Short exercise
Reproduce each line exactly. Skip none.

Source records
BEGIN

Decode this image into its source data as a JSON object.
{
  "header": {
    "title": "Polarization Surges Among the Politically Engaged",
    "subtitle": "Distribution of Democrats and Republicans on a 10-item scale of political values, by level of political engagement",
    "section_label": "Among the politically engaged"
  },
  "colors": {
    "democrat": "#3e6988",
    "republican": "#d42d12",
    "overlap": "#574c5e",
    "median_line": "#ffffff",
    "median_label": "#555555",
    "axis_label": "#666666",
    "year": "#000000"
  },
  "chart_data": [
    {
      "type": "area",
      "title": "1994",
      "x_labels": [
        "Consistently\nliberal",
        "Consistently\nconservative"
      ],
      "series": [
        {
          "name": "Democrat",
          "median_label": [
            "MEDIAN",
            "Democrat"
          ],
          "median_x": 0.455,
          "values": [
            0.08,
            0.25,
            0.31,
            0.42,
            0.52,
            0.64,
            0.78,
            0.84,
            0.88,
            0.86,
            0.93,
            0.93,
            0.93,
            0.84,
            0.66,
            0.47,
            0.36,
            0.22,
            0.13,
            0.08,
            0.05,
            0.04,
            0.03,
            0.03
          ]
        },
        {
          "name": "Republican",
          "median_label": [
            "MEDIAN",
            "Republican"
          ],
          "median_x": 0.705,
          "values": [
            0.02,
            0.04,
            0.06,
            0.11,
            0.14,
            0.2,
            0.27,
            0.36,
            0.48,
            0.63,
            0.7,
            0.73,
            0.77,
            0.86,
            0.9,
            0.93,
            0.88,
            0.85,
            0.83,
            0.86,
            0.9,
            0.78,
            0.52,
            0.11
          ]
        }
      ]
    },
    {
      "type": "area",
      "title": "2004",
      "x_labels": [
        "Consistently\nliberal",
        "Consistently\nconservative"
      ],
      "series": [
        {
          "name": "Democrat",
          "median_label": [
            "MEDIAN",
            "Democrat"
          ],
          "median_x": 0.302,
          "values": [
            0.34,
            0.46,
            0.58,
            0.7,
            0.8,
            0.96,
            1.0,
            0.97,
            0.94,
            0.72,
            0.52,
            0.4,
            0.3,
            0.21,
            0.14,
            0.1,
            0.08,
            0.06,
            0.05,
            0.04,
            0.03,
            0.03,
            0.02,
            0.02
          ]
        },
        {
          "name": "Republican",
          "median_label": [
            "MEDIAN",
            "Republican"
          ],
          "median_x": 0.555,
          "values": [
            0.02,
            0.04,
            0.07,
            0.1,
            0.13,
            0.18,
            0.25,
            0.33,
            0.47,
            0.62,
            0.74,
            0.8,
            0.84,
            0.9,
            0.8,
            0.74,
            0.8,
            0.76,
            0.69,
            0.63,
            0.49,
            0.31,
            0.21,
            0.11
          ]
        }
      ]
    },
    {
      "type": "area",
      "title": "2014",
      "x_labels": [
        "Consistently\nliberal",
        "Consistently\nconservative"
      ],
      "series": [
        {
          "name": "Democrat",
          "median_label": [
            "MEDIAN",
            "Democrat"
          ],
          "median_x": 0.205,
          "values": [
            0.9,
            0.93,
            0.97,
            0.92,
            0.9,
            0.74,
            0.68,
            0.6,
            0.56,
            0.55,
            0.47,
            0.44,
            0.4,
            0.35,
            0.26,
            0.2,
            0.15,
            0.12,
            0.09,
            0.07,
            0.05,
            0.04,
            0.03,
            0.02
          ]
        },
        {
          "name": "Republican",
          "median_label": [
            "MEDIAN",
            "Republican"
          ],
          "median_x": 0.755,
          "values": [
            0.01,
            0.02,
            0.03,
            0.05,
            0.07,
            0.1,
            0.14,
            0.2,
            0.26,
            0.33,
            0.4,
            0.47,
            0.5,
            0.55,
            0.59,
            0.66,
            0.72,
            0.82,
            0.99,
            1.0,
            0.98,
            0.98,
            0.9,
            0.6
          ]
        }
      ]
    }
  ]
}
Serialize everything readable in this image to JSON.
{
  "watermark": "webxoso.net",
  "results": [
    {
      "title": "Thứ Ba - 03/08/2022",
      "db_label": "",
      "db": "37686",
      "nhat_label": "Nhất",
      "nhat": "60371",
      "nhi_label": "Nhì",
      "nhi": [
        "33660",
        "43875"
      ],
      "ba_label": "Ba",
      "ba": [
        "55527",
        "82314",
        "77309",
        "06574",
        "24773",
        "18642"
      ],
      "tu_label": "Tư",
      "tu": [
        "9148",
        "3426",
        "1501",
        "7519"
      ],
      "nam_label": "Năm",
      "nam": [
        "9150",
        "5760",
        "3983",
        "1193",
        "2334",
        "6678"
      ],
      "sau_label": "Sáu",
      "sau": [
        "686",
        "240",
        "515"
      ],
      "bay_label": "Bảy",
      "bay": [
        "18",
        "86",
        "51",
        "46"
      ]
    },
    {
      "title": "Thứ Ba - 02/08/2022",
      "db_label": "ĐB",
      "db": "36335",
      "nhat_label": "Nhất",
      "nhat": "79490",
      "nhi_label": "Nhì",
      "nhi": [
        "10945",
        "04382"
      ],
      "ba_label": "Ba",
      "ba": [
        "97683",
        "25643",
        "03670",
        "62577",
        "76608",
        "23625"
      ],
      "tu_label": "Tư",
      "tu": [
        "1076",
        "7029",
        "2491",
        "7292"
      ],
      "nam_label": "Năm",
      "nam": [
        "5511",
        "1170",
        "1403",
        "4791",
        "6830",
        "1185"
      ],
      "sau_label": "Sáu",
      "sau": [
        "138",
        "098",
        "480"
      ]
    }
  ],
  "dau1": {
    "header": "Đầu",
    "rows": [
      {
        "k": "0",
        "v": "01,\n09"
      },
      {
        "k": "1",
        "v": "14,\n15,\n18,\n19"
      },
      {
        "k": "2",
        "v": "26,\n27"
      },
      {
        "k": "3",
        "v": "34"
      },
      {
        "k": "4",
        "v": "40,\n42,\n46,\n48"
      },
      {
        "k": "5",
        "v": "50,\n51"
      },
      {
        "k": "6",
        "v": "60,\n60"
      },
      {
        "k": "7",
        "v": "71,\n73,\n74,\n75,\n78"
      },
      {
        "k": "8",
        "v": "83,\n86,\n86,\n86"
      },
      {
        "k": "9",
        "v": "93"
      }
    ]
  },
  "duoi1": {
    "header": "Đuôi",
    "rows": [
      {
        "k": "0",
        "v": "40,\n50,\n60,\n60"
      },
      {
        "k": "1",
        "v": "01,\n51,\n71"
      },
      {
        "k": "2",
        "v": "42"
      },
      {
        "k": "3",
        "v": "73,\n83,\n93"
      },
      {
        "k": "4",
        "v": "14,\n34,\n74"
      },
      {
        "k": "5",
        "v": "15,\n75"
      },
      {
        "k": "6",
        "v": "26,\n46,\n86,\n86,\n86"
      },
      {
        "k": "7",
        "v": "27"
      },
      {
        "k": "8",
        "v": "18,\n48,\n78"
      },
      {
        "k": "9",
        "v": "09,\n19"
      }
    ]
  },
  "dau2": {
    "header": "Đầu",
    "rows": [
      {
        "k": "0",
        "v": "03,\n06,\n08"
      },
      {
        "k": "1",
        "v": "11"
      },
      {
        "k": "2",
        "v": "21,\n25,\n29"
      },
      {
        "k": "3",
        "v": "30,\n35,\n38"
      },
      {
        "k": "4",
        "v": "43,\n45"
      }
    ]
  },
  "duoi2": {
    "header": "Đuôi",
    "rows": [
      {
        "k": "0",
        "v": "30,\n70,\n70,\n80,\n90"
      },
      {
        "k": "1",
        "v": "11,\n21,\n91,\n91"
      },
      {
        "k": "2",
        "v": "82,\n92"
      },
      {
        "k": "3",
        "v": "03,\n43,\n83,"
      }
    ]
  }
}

END

The response
Decode this image into its source data as a JSON object.
{
  "header": {
    "title": "Polarization Surges Among the Politically Engaged",
    "subtitle": "Distribution of Democrats and Republicans on a 10-item scale of political values, by level of political engagement",
    "section_label": "Among the politically engaged"
  },
  "colors": {
    "democrat": "#3e6988",
    "republican": "#d42d12",
    "overlap": "#574c5e",
    "median_line": "#ffffff",
    "median_label": "#555555",
    "axis_label": "#666666",
    "year": "#000000"
  },
  "chart_data": [
    {
      "type": "area",
      "title": "1994",
      "x_labels": [
        "Consistently\nliberal",
        "Consistently\nconservative"
      ],
      "series": [
        {
          "name": "Democrat",
          "median_label": [
            "MEDIAN",
            "Democrat"
          ],
          "median_x": 0.455,
          "values": [
            0.08,
            0.25,
            0.31,
            0.42,
            0.52,
            0.64,
            0.78,
            0.84,
            0.88,
            0.86,
            0.93,
            0.93,
            0.93,
            0.84,
            0.66,
            0.47,
            0.36,
            0.22,
            0.13,
            0.08,
            0.05,
            0.04,
            0.03,
            0.03
          ]
        },
        {
          "name": "Republican",
          "median_label": [
            "MEDIAN",
            "Republican"
          ],
          "median_x": 0.705,
          "values": [
            0.02,
            0.04,
            0.06,
            0.11,
            0.14,
            0.2,
            0.27,
            0.36,
            0.48,
            0.63,
            0.7,
            0.73,
            0.77,
            0.86,
            0.9,
            0.93,
            0.88,
            0.85,
            0.83,
            0.86,
            0.9,
            0.78,
            0.52,
            0.11
          ]
        }
      ]
    },
    {
      "type": "area",
      "title": "2004",
      "x_labels": [
        "Consistently\nliberal",
        "Consistently\nconservative"
      ],
      "series": [
        {
          "name": "Democrat",
          "median_label": [
            "MEDIAN",
            "Democrat"
          ],
          "median_x": 0.302,
          "values": [
            0.34,
            0.46,
            0.58,
            0.7,
            0.8,
            0.96,
            1.0,
            0.97,
            0.94,
            0.72,
            0.52,
            0.4,
            0.3,
            0.21,
            0.14,
            0.1,
            0.08,
            0.06,
            0.05,
            0.04,
            0.03,
            0.03,
            0.02,
            0.02
          ]
        },
        {
          "name": "Republican",
          "median_label": [
            "MEDIAN",
            "Republican"
          ],
          "median_x": 0.555,
          "values": [
            0.02,
            0.04,
            0.07,
            0.1,
            0.13,
            0.18,
            0.25,
            0.33,
            0.47,
            0.62,
            0.74,
            0.8,
            0.84,
            0.9,
            0.8,
            0.74,
            0.8,
            0.76,
            0.69,
            0.63,
            0.49,
            0.31,
            0.21,
            0.11
          ]
        }
      ]
    },
    {
      "type": "area",
      "title": "2014",
      "x_labels": [
        "Consistently\nliberal",
        "Consistently\nconservative"
      ],
      "series": [
        {
          "name": "Democrat",
          "median_label": [
            "MEDIAN",
            "Democrat"
          ],
          "median_x": 0.205,
          "values": [
            0.9,
            0.93,
            0.97,
            0.92,
            0.9,
            0.74,
            0.68,
            0.6,
            0.56,
            0.55,
            0.47,
            0.44,
            0.4,
            0.35,
            0.26,
            0.2,
            0.15,
            0.12,
            0.09,
            0.07,
            0.05,
            0.04,
            0.03,
            0.02
          ]
        },
        {
          "name": "Republican",
          "median_label": [
            "MEDIAN",
            "Republican"
          ],
          "median_x": 0.755,
          "values": [
            0.01,
            0.02,
            0.03,
            0.05,
            0.07,
            0.1,
            0.14,
            0.2,
            0.26,
            0.33,
            0.4,
            0.47,
            0.5,
            0.55,
            0.59,
            0.66,
            0.72,
            0.82,
            0.99,
            1.0,
            0.98,
            0.98,
            0.9,
            0.6
          ]
        }
      ]
    }
  ]
}
Serialize everything readable in this image to JSON.
{
  "watermark": "webxoso.net",
  "results": [
    {
      "title": "Thứ Ba - 03/08/2022",
      "db_label": "",
      "db": "37686",
      "nhat_label": "Nhất",
      "nhat": "60371",
      "nhi_label": "Nhì",
      "nhi": [
        "33660",
        "43875"
      ],
      "ba_label": "Ba",
      "ba": [
        "55527",
        "82314",
        "77309",
        "06574",
        "24773",
        "18642"
      ],
      "tu_label": "Tư",
      "tu": [
        "9148",
        "3426",
        "1501",
        "7519"
      ],
      "nam_label": "Năm",
      "nam": [
        "9150",
        "5760",
        "3983",
        "1193",
        "2334",
        "6678"
      ],
      "sau_label": "Sáu",
      "sau": [
        "686",
        "240",
        "515"
      ],
      "bay_label": "Bảy",
      "bay": [
        "18",
        "86",
        "51",
        "46"
      ]
    },
    {
      "title": "Thứ Ba - 02/08/2022",
      "db_label": "ĐB",
      "db": "36335",
      "nhat_label": "Nhất",
      "nhat": "79490",
      "nhi_label": "Nhì",
      "nhi": [
        "10945",
        "04382"
      ],
      "ba_label": "Ba",
      "ba": [
        "97683",
        "25643",
        "03670",
        "62577",
        "76608",
        "23625"
      ],
      "tu_label": "Tư",
      "tu": [
        "1076",
        "7029",
        "2491",
        "7292"
      ],
      "nam_label": "Năm",
      "nam": [
        "5511",
        "1170",
        "1403",
        "4791",
        "6830",
        "1185"
      ],
      "sau_label": "Sáu",
      "sau": [
        "138",
        "098",
        "480"
      ]
    }
  ],
  "dau1": {
    "header": "Đầu",
    "rows": [
      {
        "k": "0",
        "v": "01,\n09"
      },
      {
        "k": "1",
        "v": "14,\n15,\n18,\n19"
      },
      {
        "k": "2",
        "v": "26,\n27"
      },
      {
        "k": "3",
        "v": "34"
      },
      {
        "k": "4",
        "v": "40,\n42,\n46,\n48"
      },
      {
        "k": "5",
        "v": "50,\n51"
      },
      {
        "k": "6",
        "v": "60,\n60"
      },
      {
        "k": "7",
        "v": "71,\n73,\n74,\n75,\n78"
      },
      {
        "k": "8",
        "v": "83,\n86,\n86,\n86"
      },
      {
        "k": "9",
        "v": "93"
      }
    ]
  },
  "duoi1": {
    "header": "Đuôi",
    "rows": [
      {
        "k": "0",
        "v": "40,\n50,\n60,\n60"
      },
      {
        "k": "1",
        "v": "01,\n51,\n71"
      },
      {
        "k": "2",
        "v": "42"
      },
      {
        "k": "3",
        "v": "73,\n83,\n93"
      },
      {
        "k": "4",
        "v": "14,\n34,\n74"
      },
      {
        "k": "5",
        "v": "15,\n75"
      },
      {
        "k": "6",
        "v": "26,\n46,\n86,\n86,\n86"
      },
      {
        "k": "7",
        "v": "27"
      },
      {
        "k": "8",
        "v": "18,\n48,\n78"
      },
      {
        "k": "9",
        "v": "09,\n19"
      }
    ]
  },
  "dau2": {
    "header": "Đầu",
    "rows": [
      {
        "k": "0",
        "v": "03,\n06,\n08"
      },
      {
        "k": "1",
        "v": "11"
      },
      {
        "k": "2",
        "v": "21,\n25,\n29"
      },
      {
        "k": "3",
        "v": "30,\n35,\n38"
      },
      {
        "k": "4",
        "v": "43,\n45"
      }
    ]
  },
  "duoi2": {
    "header": "Đuôi",
    "rows": [
      {
        "k": "0",
        "v": "30,\n70,\n70,\n80,\n90"
      },
      {
        "k": "1",
        "v": "11,\n21,\n91,\n91"
      },
      {
        "k": "2",
        "v": "82,\n92"
      },
      {
        "k": "3",
        "v": "03,\n43,\n83,"
      }
    ]
  }
}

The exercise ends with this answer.